#### [Texto proporcionado]
──────

Virgen María, hija de Sión, tú que engendraste al salvador Jesús, concédenos comprender su corazón para poder comprender el nuestro y el de las personas que amamos, de las personas que nos han sido confiadas y, sobre todo, el corazón de los que sufren y de los que viven sin esperanza.

Concédenos el sentido del tiempo: del pasado, del presente y del futuro. Enséñanos el conocimiento del desorden de nuestra vida para que nos abramos a las dimensiones del tiempo de Dios, tiempo de la misericordia y del amor.

Te lo pedimos, Padre, por tu Hijo Jesús, en el Espíritu Santo, en unión con María, Amén».

 

La conclusión mesiánica de los pecados de David

Hoy vamos a meditar más concretamente en el salmo 51, todavía dentro del espíritu de la primera semana de los Ejercicios de San Ignacio. Pero antes me gustaría señalar que los dos pecados de David en que nos hemos detenido tienen una conclusión mesiánica; probablemente por ello es por lo que la Biblia sólo subraya estas dos acciones pecaminosas del rey.

Al leer la historia de David, tenemos que acostumbrarnos a captar la trama de los acontecimientos que, poco a poco, van formando un único proyecto que desemboca en la revelación de Jesús.

──────

#### [Datos de origen]

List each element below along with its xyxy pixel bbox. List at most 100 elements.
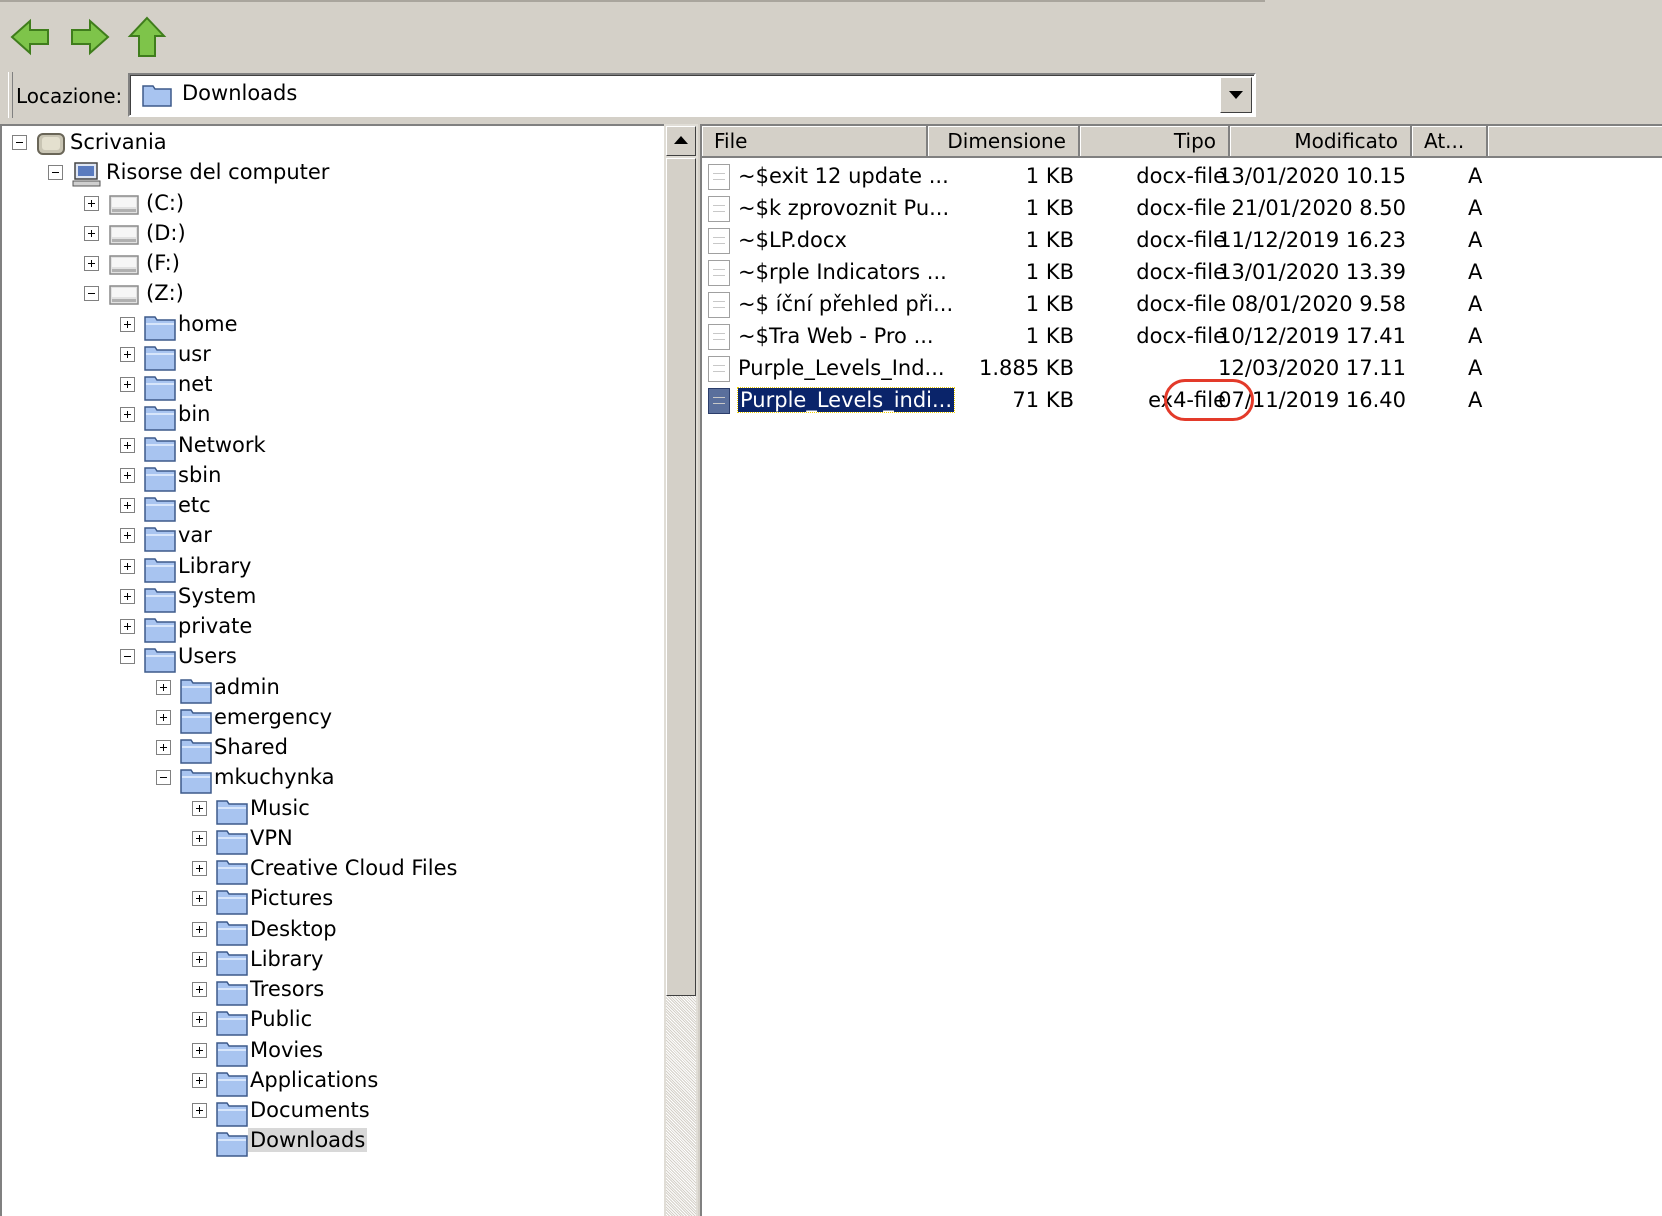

──────

Transcribe sin cambios el fragmento del texto proporcionado que comienza con las palabras "Hoy vamos a" y termina con "pecaminosas del rey.".

Hoy vamos a meditar más concretamente en el salmo 51, todavía dentro del espíritu de la primera semana de los Ejercicios de San Ignacio. Pero antes me gustaría señalar que los dos pecados de David en que nos hemos detenido tienen una conclusión mesiánica; probablemente por ello es por lo que la Biblia sólo subraya estas dos acciones pecaminosas del rey.